====== Available records

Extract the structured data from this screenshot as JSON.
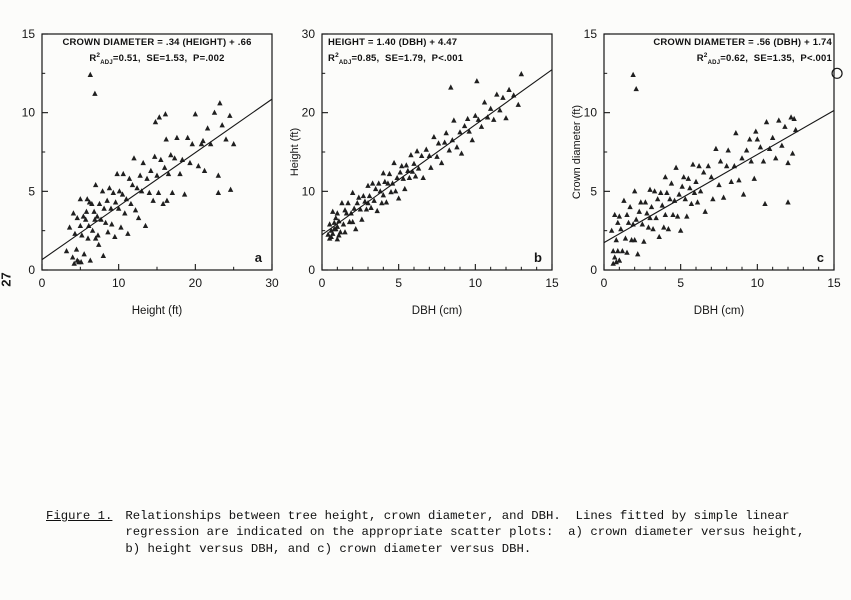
{
  "page": {
    "number": "27"
  },
  "figure": {
    "caption_label": "Figure 1.",
    "caption_text": "Relationships between tree height, crown diameter, and DBH.  Lines fitted by simple linear\nregression are indicated on the appropriate scatter plots:  a) crown diameter versus height,\nb) height versus DBH, and c) crown diameter versus DBH."
  },
  "colors": {
    "ink": "#161616",
    "marker": "#1f1f1f"
  },
  "chart_data": [
    {
      "type": "scatter",
      "panel": "a",
      "equation": "CROWN DIAMETER = .34 (HEIGHT) + .66",
      "stats": {
        "r_base": "R",
        "r_sup": "2",
        "r_sub": "ADJ",
        "rest": "=0.51,  SE=1.53,  P=.002"
      },
      "xlabel": "Height (ft)",
      "ylabel": "",
      "xlim": [
        0,
        30
      ],
      "ylim": [
        0,
        15
      ],
      "xticks": [
        0,
        10,
        20,
        30
      ],
      "yticks": [
        0,
        5,
        10,
        15
      ],
      "xminor": 5,
      "yminor": 2.5,
      "annot_align": "center",
      "regression": {
        "slope": 0.34,
        "intercept": 0.66,
        "x_start": 0,
        "x_end": 30
      },
      "points": [
        [
          3.2,
          1.2
        ],
        [
          3.6,
          2.7
        ],
        [
          4,
          0.8
        ],
        [
          4.1,
          3.6
        ],
        [
          4.3,
          2.3
        ],
        [
          4.5,
          1.3
        ],
        [
          4.6,
          3.3
        ],
        [
          4.8,
          0.5
        ],
        [
          5,
          2.8
        ],
        [
          5,
          4.5
        ],
        [
          5.2,
          2.2
        ],
        [
          5.4,
          3.4
        ],
        [
          5.5,
          1
        ],
        [
          5.7,
          3.2
        ],
        [
          5.9,
          4.5
        ],
        [
          6,
          2
        ],
        [
          6.1,
          2.8
        ],
        [
          6.3,
          0.6
        ],
        [
          6.5,
          4.2
        ],
        [
          6.6,
          2.5
        ],
        [
          6.8,
          3.7
        ],
        [
          7,
          5.4
        ],
        [
          7,
          2
        ],
        [
          7.2,
          3.4
        ],
        [
          7.4,
          1.6
        ],
        [
          7.5,
          4.2
        ],
        [
          7.7,
          3.2
        ],
        [
          7.9,
          5
        ],
        [
          8,
          0.9
        ],
        [
          8.1,
          3.9
        ],
        [
          8.3,
          3
        ],
        [
          8.5,
          4.4
        ],
        [
          8.6,
          2.4
        ],
        [
          8.8,
          5.2
        ],
        [
          9,
          3.9
        ],
        [
          9.1,
          2.9
        ],
        [
          9.3,
          4.9
        ],
        [
          9.5,
          2.1
        ],
        [
          9.6,
          4.3
        ],
        [
          9.8,
          6.1
        ],
        [
          10,
          3.9
        ],
        [
          10.1,
          5
        ],
        [
          10.3,
          2.7
        ],
        [
          10.5,
          4.8
        ],
        [
          10.6,
          6.1
        ],
        [
          10.8,
          3.6
        ],
        [
          11,
          4.5
        ],
        [
          11.2,
          2.3
        ],
        [
          11.4,
          5.8
        ],
        [
          11.6,
          4.2
        ],
        [
          11.8,
          5.4
        ],
        [
          12,
          7.1
        ],
        [
          12.2,
          3.8
        ],
        [
          12.4,
          5.2
        ],
        [
          12.6,
          3.3
        ],
        [
          12.8,
          6
        ],
        [
          13,
          5
        ],
        [
          13.2,
          6.8
        ],
        [
          13.5,
          2.8
        ],
        [
          13.7,
          5.8
        ],
        [
          14,
          4.9
        ],
        [
          14.2,
          6.3
        ],
        [
          14.5,
          4.4
        ],
        [
          14.7,
          7.2
        ],
        [
          15,
          6
        ],
        [
          15.2,
          4.9
        ],
        [
          15.5,
          7
        ],
        [
          15.8,
          4.2
        ],
        [
          16,
          6.5
        ],
        [
          16.2,
          8.3
        ],
        [
          16.5,
          6.1
        ],
        [
          16.8,
          7.3
        ],
        [
          17,
          4.9
        ],
        [
          17.3,
          7.1
        ],
        [
          17.6,
          8.4
        ],
        [
          18,
          6.1
        ],
        [
          18.3,
          7
        ],
        [
          18.6,
          4.8
        ],
        [
          19,
          8.4
        ],
        [
          19.3,
          6.8
        ],
        [
          19.6,
          8
        ],
        [
          20,
          9.9
        ],
        [
          20.4,
          6.6
        ],
        [
          20.8,
          8
        ],
        [
          21.2,
          6.3
        ],
        [
          21.6,
          9
        ],
        [
          22,
          8
        ],
        [
          22.5,
          10
        ],
        [
          23,
          6
        ],
        [
          23.5,
          9.2
        ],
        [
          24,
          8.3
        ],
        [
          24.5,
          9.8
        ],
        [
          25,
          8
        ],
        [
          6.2,
          4.3
        ],
        [
          6.9,
          3.2
        ],
        [
          7.3,
          2.2
        ],
        [
          5.8,
          3.7
        ],
        [
          16.3,
          4.4
        ],
        [
          21,
          8.2
        ],
        [
          23.2,
          10.6
        ],
        [
          6.3,
          12.4
        ],
        [
          6.9,
          11.2
        ],
        [
          23,
          4.9
        ],
        [
          24.6,
          5.1
        ],
        [
          4.2,
          0.4
        ],
        [
          4.6,
          0.6
        ],
        [
          5.1,
          0.5
        ],
        [
          15.3,
          9.7
        ],
        [
          16.1,
          9.9
        ],
        [
          14.8,
          9.4
        ]
      ]
    },
    {
      "type": "scatter",
      "panel": "b",
      "equation": "HEIGHT = 1.40 (DBH) + 4.47",
      "stats": {
        "r_base": "R",
        "r_sup": "2",
        "r_sub": "ADJ",
        "rest": "=0.85,  SE=1.79,  P<.001"
      },
      "xlabel": "DBH (cm)",
      "ylabel": "Height (ft)",
      "xlim": [
        0,
        15
      ],
      "ylim": [
        0,
        30
      ],
      "xticks": [
        0,
        5,
        10,
        15
      ],
      "yticks": [
        0,
        10,
        20,
        30
      ],
      "xminor": 1,
      "yminor": 5,
      "annot_align": "left",
      "regression": {
        "slope": 1.4,
        "intercept": 4.47,
        "x_start": 0,
        "x_end": 15
      },
      "points": [
        [
          0.5,
          5.8
        ],
        [
          0.6,
          4.2
        ],
        [
          0.7,
          7.4
        ],
        [
          0.8,
          5.2
        ],
        [
          0.9,
          6.6
        ],
        [
          1,
          3.9
        ],
        [
          1,
          7.2
        ],
        [
          1.1,
          6.2
        ],
        [
          1.2,
          4.8
        ],
        [
          1.3,
          8.5
        ],
        [
          1.4,
          5.8
        ],
        [
          1.5,
          7.6
        ],
        [
          1.5,
          4.8
        ],
        [
          1.6,
          7.2
        ],
        [
          1.7,
          8.5
        ],
        [
          1.8,
          6.1
        ],
        [
          1.9,
          7.2
        ],
        [
          2,
          9.8
        ],
        [
          2,
          6.1
        ],
        [
          2.1,
          7.8
        ],
        [
          2.2,
          5.2
        ],
        [
          2.3,
          8.5
        ],
        [
          2.4,
          9.2
        ],
        [
          2.5,
          7.7
        ],
        [
          2.6,
          6.4
        ],
        [
          2.7,
          9.4
        ],
        [
          2.8,
          8.7
        ],
        [
          2.9,
          7.7
        ],
        [
          3,
          10.7
        ],
        [
          3,
          8.5
        ],
        [
          3.1,
          9.4
        ],
        [
          3.2,
          7.9
        ],
        [
          3.3,
          11
        ],
        [
          3.4,
          8.8
        ],
        [
          3.5,
          10.3
        ],
        [
          3.6,
          7.5
        ],
        [
          3.7,
          11
        ],
        [
          3.8,
          10
        ],
        [
          3.9,
          8.5
        ],
        [
          4,
          12.3
        ],
        [
          4,
          9.5
        ],
        [
          4.1,
          11.2
        ],
        [
          4.2,
          8.6
        ],
        [
          4.3,
          11
        ],
        [
          4.4,
          12.2
        ],
        [
          4.5,
          9.9
        ],
        [
          4.6,
          11
        ],
        [
          4.7,
          13.6
        ],
        [
          4.8,
          10
        ],
        [
          4.9,
          11.7
        ],
        [
          5,
          9.1
        ],
        [
          5.1,
          12.4
        ],
        [
          5.2,
          13.2
        ],
        [
          5.3,
          11.6
        ],
        [
          5.4,
          10.3
        ],
        [
          5.5,
          13.3
        ],
        [
          5.6,
          12.6
        ],
        [
          5.7,
          11.7
        ],
        [
          5.8,
          14.6
        ],
        [
          5.9,
          12.5
        ],
        [
          6,
          13.5
        ],
        [
          6.1,
          11.9
        ],
        [
          6.2,
          15.1
        ],
        [
          6.3,
          12.9
        ],
        [
          6.5,
          14.5
        ],
        [
          6.6,
          11.7
        ],
        [
          6.8,
          15.3
        ],
        [
          7,
          14.5
        ],
        [
          7.1,
          13
        ],
        [
          7.3,
          16.9
        ],
        [
          7.5,
          14.4
        ],
        [
          7.6,
          16.1
        ],
        [
          7.8,
          13.6
        ],
        [
          8,
          16.2
        ],
        [
          8.1,
          17.4
        ],
        [
          8.3,
          15.2
        ],
        [
          8.5,
          16.5
        ],
        [
          8.6,
          19
        ],
        [
          8.8,
          15.6
        ],
        [
          9,
          17.5
        ],
        [
          9.1,
          14.8
        ],
        [
          9.3,
          18.3
        ],
        [
          9.5,
          19.2
        ],
        [
          9.6,
          17.6
        ],
        [
          9.8,
          16.5
        ],
        [
          10,
          19.6
        ],
        [
          10.2,
          19.1
        ],
        [
          10.4,
          18.2
        ],
        [
          10.6,
          21.3
        ],
        [
          10.8,
          19.4
        ],
        [
          11,
          20.5
        ],
        [
          11.2,
          19.1
        ],
        [
          11.4,
          22.3
        ],
        [
          11.6,
          20.3
        ],
        [
          11.8,
          21.9
        ],
        [
          12,
          19.3
        ],
        [
          12.2,
          22.9
        ],
        [
          12.5,
          22.2
        ],
        [
          12.8,
          21
        ],
        [
          13,
          24.9
        ],
        [
          8.4,
          23.2
        ],
        [
          10.1,
          24
        ],
        [
          0.4,
          4.5
        ],
        [
          0.5,
          4
        ],
        [
          0.6,
          5
        ],
        [
          0.7,
          4.6
        ],
        [
          0.8,
          6
        ],
        [
          0.9,
          5.2
        ],
        [
          1,
          5.5
        ],
        [
          1.1,
          4.4
        ]
      ]
    },
    {
      "type": "scatter",
      "panel": "c",
      "equation": "CROWN DIAMETER = .56 (DBH) + 1.74",
      "stats": {
        "r_base": "R",
        "r_sup": "2",
        "r_sub": "ADJ",
        "rest": "=0.62,  SE=1.35,  P<.001"
      },
      "xlabel": "DBH (cm)",
      "ylabel": "Crown diameter (ft)",
      "xlim": [
        0,
        15
      ],
      "ylim": [
        0,
        15
      ],
      "xticks": [
        0,
        5,
        10,
        15
      ],
      "yticks": [
        0,
        5,
        10,
        15
      ],
      "xminor": 1,
      "yminor": 2.5,
      "annot_align": "right",
      "regression": {
        "slope": 0.56,
        "intercept": 1.74,
        "x_start": 0,
        "x_end": 15
      },
      "open_circle": [
        15.2,
        12.5
      ],
      "points": [
        [
          0.5,
          2.5
        ],
        [
          0.6,
          1.2
        ],
        [
          0.7,
          3.5
        ],
        [
          0.8,
          1.9
        ],
        [
          0.9,
          3
        ],
        [
          1,
          0.6
        ],
        [
          1,
          3.4
        ],
        [
          1.1,
          2.6
        ],
        [
          1.2,
          1.2
        ],
        [
          1.3,
          4.4
        ],
        [
          1.4,
          2
        ],
        [
          1.5,
          3.5
        ],
        [
          1.5,
          1.1
        ],
        [
          1.6,
          3
        ],
        [
          1.7,
          4
        ],
        [
          1.8,
          1.9
        ],
        [
          1.9,
          2.9
        ],
        [
          2,
          5
        ],
        [
          2,
          1.9
        ],
        [
          2.1,
          3.2
        ],
        [
          2.2,
          1
        ],
        [
          2.3,
          3.7
        ],
        [
          2.4,
          4.3
        ],
        [
          2.5,
          2.9
        ],
        [
          2.6,
          1.8
        ],
        [
          2.7,
          4.3
        ],
        [
          2.8,
          3.6
        ],
        [
          2.9,
          2.7
        ],
        [
          3,
          5.1
        ],
        [
          3,
          3.3
        ],
        [
          3.1,
          4
        ],
        [
          3.2,
          2.6
        ],
        [
          3.3,
          5
        ],
        [
          3.4,
          3.3
        ],
        [
          3.5,
          4.5
        ],
        [
          3.6,
          2.1
        ],
        [
          3.7,
          4.9
        ],
        [
          3.8,
          4.1
        ],
        [
          3.9,
          2.7
        ],
        [
          4,
          5.9
        ],
        [
          4,
          3.5
        ],
        [
          4.1,
          4.9
        ],
        [
          4.2,
          2.6
        ],
        [
          4.3,
          4.5
        ],
        [
          4.4,
          5.5
        ],
        [
          4.5,
          3.5
        ],
        [
          4.6,
          4.4
        ],
        [
          4.7,
          6.5
        ],
        [
          4.8,
          3.4
        ],
        [
          4.9,
          4.8
        ],
        [
          5,
          2.5
        ],
        [
          5.1,
          5.3
        ],
        [
          5.2,
          5.9
        ],
        [
          5.3,
          4.5
        ],
        [
          5.4,
          3.4
        ],
        [
          5.5,
          5.8
        ],
        [
          5.6,
          5.2
        ],
        [
          5.7,
          4.2
        ],
        [
          5.8,
          6.7
        ],
        [
          5.9,
          4.9
        ],
        [
          6,
          5.6
        ],
        [
          6.1,
          4.3
        ],
        [
          6.2,
          6.6
        ],
        [
          6.3,
          5
        ],
        [
          6.5,
          6.2
        ],
        [
          6.6,
          3.7
        ],
        [
          6.8,
          6.6
        ],
        [
          7,
          5.9
        ],
        [
          7.1,
          4.5
        ],
        [
          7.3,
          7.7
        ],
        [
          7.5,
          5.4
        ],
        [
          7.6,
          6.9
        ],
        [
          7.8,
          4.6
        ],
        [
          8,
          6.6
        ],
        [
          8.1,
          7.6
        ],
        [
          8.3,
          5.6
        ],
        [
          8.5,
          6.6
        ],
        [
          8.6,
          8.7
        ],
        [
          8.8,
          5.7
        ],
        [
          9,
          7.1
        ],
        [
          9.1,
          4.8
        ],
        [
          9.3,
          7.6
        ],
        [
          9.5,
          8.3
        ],
        [
          9.6,
          6.9
        ],
        [
          9.8,
          5.8
        ],
        [
          10,
          8.3
        ],
        [
          10.2,
          7.8
        ],
        [
          10.4,
          6.9
        ],
        [
          10.6,
          9.4
        ],
        [
          10.8,
          7.7
        ],
        [
          11,
          8.4
        ],
        [
          11.2,
          7.1
        ],
        [
          11.4,
          9.5
        ],
        [
          11.6,
          7.9
        ],
        [
          11.8,
          9.1
        ],
        [
          12,
          6.8
        ],
        [
          12.2,
          9.7
        ],
        [
          12.5,
          8.9
        ],
        [
          12.3,
          7.4
        ],
        [
          12.4,
          9.6
        ],
        [
          1.9,
          12.4
        ],
        [
          2.1,
          11.5
        ],
        [
          0.6,
          0.4
        ],
        [
          0.7,
          0.8
        ],
        [
          0.8,
          0.5
        ],
        [
          0.9,
          1.2
        ],
        [
          1,
          0.6
        ],
        [
          12,
          4.3
        ],
        [
          10.5,
          4.2
        ],
        [
          9.9,
          8.8
        ]
      ]
    }
  ]
}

============

Search the records for the word "intercept". Copy every line that has it.

        "intercept": 0.66,
        "intercept": 4.47,
        "intercept": 1.74,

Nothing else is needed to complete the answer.